◆ Material for this task:

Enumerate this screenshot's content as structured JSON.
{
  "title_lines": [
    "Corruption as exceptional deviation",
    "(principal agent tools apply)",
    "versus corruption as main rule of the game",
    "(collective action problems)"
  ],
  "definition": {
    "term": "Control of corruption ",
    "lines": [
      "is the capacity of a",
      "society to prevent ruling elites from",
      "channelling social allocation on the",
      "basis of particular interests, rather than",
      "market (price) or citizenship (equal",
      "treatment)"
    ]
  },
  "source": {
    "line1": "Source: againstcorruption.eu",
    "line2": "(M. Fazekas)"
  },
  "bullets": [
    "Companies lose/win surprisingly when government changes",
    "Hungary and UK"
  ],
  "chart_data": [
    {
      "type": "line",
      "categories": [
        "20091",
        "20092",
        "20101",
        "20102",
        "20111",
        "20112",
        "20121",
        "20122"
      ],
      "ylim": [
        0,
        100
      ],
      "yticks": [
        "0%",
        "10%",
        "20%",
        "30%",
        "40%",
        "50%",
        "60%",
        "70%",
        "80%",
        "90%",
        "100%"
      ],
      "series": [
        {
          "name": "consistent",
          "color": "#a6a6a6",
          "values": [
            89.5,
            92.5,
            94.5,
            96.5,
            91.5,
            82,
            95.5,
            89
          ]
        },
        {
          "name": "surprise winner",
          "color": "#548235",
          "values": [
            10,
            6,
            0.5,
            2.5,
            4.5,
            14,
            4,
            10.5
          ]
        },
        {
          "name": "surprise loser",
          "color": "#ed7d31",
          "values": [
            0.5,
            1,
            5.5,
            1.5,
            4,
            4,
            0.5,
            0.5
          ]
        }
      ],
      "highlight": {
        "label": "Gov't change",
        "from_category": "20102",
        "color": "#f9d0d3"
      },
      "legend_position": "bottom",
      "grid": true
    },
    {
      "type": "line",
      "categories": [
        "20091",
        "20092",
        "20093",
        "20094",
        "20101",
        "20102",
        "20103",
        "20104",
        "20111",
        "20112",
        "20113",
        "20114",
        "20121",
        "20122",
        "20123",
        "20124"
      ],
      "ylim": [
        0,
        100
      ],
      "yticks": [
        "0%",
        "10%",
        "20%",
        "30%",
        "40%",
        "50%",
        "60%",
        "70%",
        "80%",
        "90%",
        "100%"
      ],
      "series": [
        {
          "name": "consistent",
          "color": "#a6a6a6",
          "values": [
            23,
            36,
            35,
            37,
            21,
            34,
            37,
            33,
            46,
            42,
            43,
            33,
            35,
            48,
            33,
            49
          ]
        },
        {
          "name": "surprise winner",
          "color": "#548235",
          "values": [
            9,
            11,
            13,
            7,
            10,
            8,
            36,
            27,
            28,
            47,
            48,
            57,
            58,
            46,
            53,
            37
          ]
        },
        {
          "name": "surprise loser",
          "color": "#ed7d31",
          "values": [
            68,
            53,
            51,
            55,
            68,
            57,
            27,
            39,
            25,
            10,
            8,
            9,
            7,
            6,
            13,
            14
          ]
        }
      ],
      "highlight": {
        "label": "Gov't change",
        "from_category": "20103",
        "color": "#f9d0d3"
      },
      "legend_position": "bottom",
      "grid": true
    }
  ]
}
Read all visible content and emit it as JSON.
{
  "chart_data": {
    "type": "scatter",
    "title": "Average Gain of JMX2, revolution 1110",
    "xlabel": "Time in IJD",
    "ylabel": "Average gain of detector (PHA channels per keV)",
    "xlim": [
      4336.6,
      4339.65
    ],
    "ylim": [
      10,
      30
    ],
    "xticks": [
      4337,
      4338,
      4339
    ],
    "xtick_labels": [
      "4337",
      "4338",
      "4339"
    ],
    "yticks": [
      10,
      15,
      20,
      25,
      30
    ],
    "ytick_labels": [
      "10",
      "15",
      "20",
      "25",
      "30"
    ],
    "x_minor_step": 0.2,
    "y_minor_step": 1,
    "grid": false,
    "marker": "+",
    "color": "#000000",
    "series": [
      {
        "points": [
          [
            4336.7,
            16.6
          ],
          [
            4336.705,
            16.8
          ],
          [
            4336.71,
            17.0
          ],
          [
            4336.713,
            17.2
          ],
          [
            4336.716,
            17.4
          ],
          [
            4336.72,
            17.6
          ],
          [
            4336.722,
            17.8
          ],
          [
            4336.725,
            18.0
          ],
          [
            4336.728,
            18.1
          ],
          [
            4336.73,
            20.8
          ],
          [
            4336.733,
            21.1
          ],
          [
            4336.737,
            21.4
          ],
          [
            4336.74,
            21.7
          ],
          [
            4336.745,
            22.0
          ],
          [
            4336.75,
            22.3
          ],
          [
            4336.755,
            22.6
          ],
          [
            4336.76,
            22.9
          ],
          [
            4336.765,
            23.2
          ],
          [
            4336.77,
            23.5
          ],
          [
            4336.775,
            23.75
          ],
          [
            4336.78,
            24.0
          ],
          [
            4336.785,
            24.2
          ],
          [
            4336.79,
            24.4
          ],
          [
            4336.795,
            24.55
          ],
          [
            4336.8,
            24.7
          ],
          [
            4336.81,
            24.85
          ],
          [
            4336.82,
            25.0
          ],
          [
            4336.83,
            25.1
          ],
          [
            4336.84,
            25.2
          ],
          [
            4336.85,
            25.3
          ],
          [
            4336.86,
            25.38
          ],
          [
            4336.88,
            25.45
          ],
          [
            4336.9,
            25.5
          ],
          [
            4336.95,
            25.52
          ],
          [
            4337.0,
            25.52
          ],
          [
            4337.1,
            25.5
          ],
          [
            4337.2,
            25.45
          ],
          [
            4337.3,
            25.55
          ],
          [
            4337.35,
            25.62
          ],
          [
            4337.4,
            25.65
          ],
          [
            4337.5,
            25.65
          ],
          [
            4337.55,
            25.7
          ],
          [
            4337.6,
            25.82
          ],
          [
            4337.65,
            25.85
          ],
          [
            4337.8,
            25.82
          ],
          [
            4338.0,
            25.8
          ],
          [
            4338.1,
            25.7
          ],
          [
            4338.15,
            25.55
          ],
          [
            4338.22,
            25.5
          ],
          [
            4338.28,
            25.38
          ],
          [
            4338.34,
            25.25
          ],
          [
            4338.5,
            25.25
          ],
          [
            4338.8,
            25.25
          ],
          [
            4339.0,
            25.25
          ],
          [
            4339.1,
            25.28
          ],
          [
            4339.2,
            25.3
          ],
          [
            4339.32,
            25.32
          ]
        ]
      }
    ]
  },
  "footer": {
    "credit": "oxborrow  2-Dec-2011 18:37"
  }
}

◆ Short task: Output each record precisely as given.

◆ The result:
Enumerate this screenshot's content as structured JSON.
{
  "title_lines": [
    "Corruption as exceptional deviation",
    "(principal agent tools apply)",
    "versus corruption as main rule of the game",
    "(collective action problems)"
  ],
  "definition": {
    "term": "Control of corruption ",
    "lines": [
      "is the capacity of a",
      "society to prevent ruling elites from",
      "channelling social allocation on the",
      "basis of particular interests, rather than",
      "market (price) or citizenship (equal",
      "treatment)"
    ]
  },
  "source": {
    "line1": "Source: againstcorruption.eu",
    "line2": "(M. Fazekas)"
  },
  "bullets": [
    "Companies lose/win surprisingly when government changes",
    "Hungary and UK"
  ],
  "chart_data": [
    {
      "type": "line",
      "categories": [
        "20091",
        "20092",
        "20101",
        "20102",
        "20111",
        "20112",
        "20121",
        "20122"
      ],
      "ylim": [
        0,
        100
      ],
      "yticks": [
        "0%",
        "10%",
        "20%",
        "30%",
        "40%",
        "50%",
        "60%",
        "70%",
        "80%",
        "90%",
        "100%"
      ],
      "series": [
        {
          "name": "consistent",
          "color": "#a6a6a6",
          "values": [
            89.5,
            92.5,
            94.5,
            96.5,
            91.5,
            82,
            95.5,
            89
          ]
        },
        {
          "name": "surprise winner",
          "color": "#548235",
          "values": [
            10,
            6,
            0.5,
            2.5,
            4.5,
            14,
            4,
            10.5
          ]
        },
        {
          "name": "surprise loser",
          "color": "#ed7d31",
          "values": [
            0.5,
            1,
            5.5,
            1.5,
            4,
            4,
            0.5,
            0.5
          ]
        }
      ],
      "highlight": {
        "label": "Gov't change",
        "from_category": "20102",
        "color": "#f9d0d3"
      },
      "legend_position": "bottom",
      "grid": true
    },
    {
      "type": "line",
      "categories": [
        "20091",
        "20092",
        "20093",
        "20094",
        "20101",
        "20102",
        "20103",
        "20104",
        "20111",
        "20112",
        "20113",
        "20114",
        "20121",
        "20122",
        "20123",
        "20124"
      ],
      "ylim": [
        0,
        100
      ],
      "yticks": [
        "0%",
        "10%",
        "20%",
        "30%",
        "40%",
        "50%",
        "60%",
        "70%",
        "80%",
        "90%",
        "100%"
      ],
      "series": [
        {
          "name": "consistent",
          "color": "#a6a6a6",
          "values": [
            23,
            36,
            35,
            37,
            21,
            34,
            37,
            33,
            46,
            42,
            43,
            33,
            35,
            48,
            33,
            49
          ]
        },
        {
          "name": "surprise winner",
          "color": "#548235",
          "values": [
            9,
            11,
            13,
            7,
            10,
            8,
            36,
            27,
            28,
            47,
            48,
            57,
            58,
            46,
            53,
            37
          ]
        },
        {
          "name": "surprise loser",
          "color": "#ed7d31",
          "values": [
            68,
            53,
            51,
            55,
            68,
            57,
            27,
            39,
            25,
            10,
            8,
            9,
            7,
            6,
            13,
            14
          ]
        }
      ],
      "highlight": {
        "label": "Gov't change",
        "from_category": "20103",
        "color": "#f9d0d3"
      },
      "legend_position": "bottom",
      "grid": true
    }
  ]
}
Read all visible content and emit it as JSON.
{
  "chart_data": {
    "type": "scatter",
    "title": "Average Gain of JMX2, revolution 1110",
    "xlabel": "Time in IJD",
    "ylabel": "Average gain of detector (PHA channels per keV)",
    "xlim": [
      4336.6,
      4339.65
    ],
    "ylim": [
      10,
      30
    ],
    "xticks": [
      4337,
      4338,
      4339
    ],
    "xtick_labels": [
      "4337",
      "4338",
      "4339"
    ],
    "yticks": [
      10,
      15,
      20,
      25,
      30
    ],
    "ytick_labels": [
      "10",
      "15",
      "20",
      "25",
      "30"
    ],
    "x_minor_step": 0.2,
    "y_minor_step": 1,
    "grid": false,
    "marker": "+",
    "color": "#000000",
    "series": [
      {
        "points": [
          [
            4336.7,
            16.6
          ],
          [
            4336.705,
            16.8
          ],
          [
            4336.71,
            17.0
          ],
          [
            4336.713,
            17.2
          ],
          [
            4336.716,
            17.4
          ],
          [
            4336.72,
            17.6
          ],
          [
            4336.722,
            17.8
          ],
          [
            4336.725,
            18.0
          ],
          [
            4336.728,
            18.1
          ],
          [
            4336.73,
            20.8
          ],
          [
            4336.733,
            21.1
          ],
          [
            4336.737,
            21.4
          ],
          [
            4336.74,
            21.7
          ],
          [
            4336.745,
            22.0
          ],
          [
            4336.75,
            22.3
          ],
          [
            4336.755,
            22.6
          ],
          [
            4336.76,
            22.9
          ],
          [
            4336.765,
            23.2
          ],
          [
            4336.77,
            23.5
          ],
          [
            4336.775,
            23.75
          ],
          [
            4336.78,
            24.0
          ],
          [
            4336.785,
            24.2
          ],
          [
            4336.79,
            24.4
          ],
          [
            4336.795,
            24.55
          ],
          [
            4336.8,
            24.7
          ],
          [
            4336.81,
            24.85
          ],
          [
            4336.82,
            25.0
          ],
          [
            4336.83,
            25.1
          ],
          [
            4336.84,
            25.2
          ],
          [
            4336.85,
            25.3
          ],
          [
            4336.86,
            25.38
          ],
          [
            4336.88,
            25.45
          ],
          [
            4336.9,
            25.5
          ],
          [
            4336.95,
            25.52
          ],
          [
            4337.0,
            25.52
          ],
          [
            4337.1,
            25.5
          ],
          [
            4337.2,
            25.45
          ],
          [
            4337.3,
            25.55
          ],
          [
            4337.35,
            25.62
          ],
          [
            4337.4,
            25.65
          ],
          [
            4337.5,
            25.65
          ],
          [
            4337.55,
            25.7
          ],
          [
            4337.6,
            25.82
          ],
          [
            4337.65,
            25.85
          ],
          [
            4337.8,
            25.82
          ],
          [
            4338.0,
            25.8
          ],
          [
            4338.1,
            25.7
          ],
          [
            4338.15,
            25.55
          ],
          [
            4338.22,
            25.5
          ],
          [
            4338.28,
            25.38
          ],
          [
            4338.34,
            25.25
          ],
          [
            4338.5,
            25.25
          ],
          [
            4338.8,
            25.25
          ],
          [
            4339.0,
            25.25
          ],
          [
            4339.1,
            25.28
          ],
          [
            4339.2,
            25.3
          ],
          [
            4339.32,
            25.32
          ]
        ]
      }
    ]
  },
  "footer": {
    "credit": "oxborrow  2-Dec-2011 18:37"
  }
}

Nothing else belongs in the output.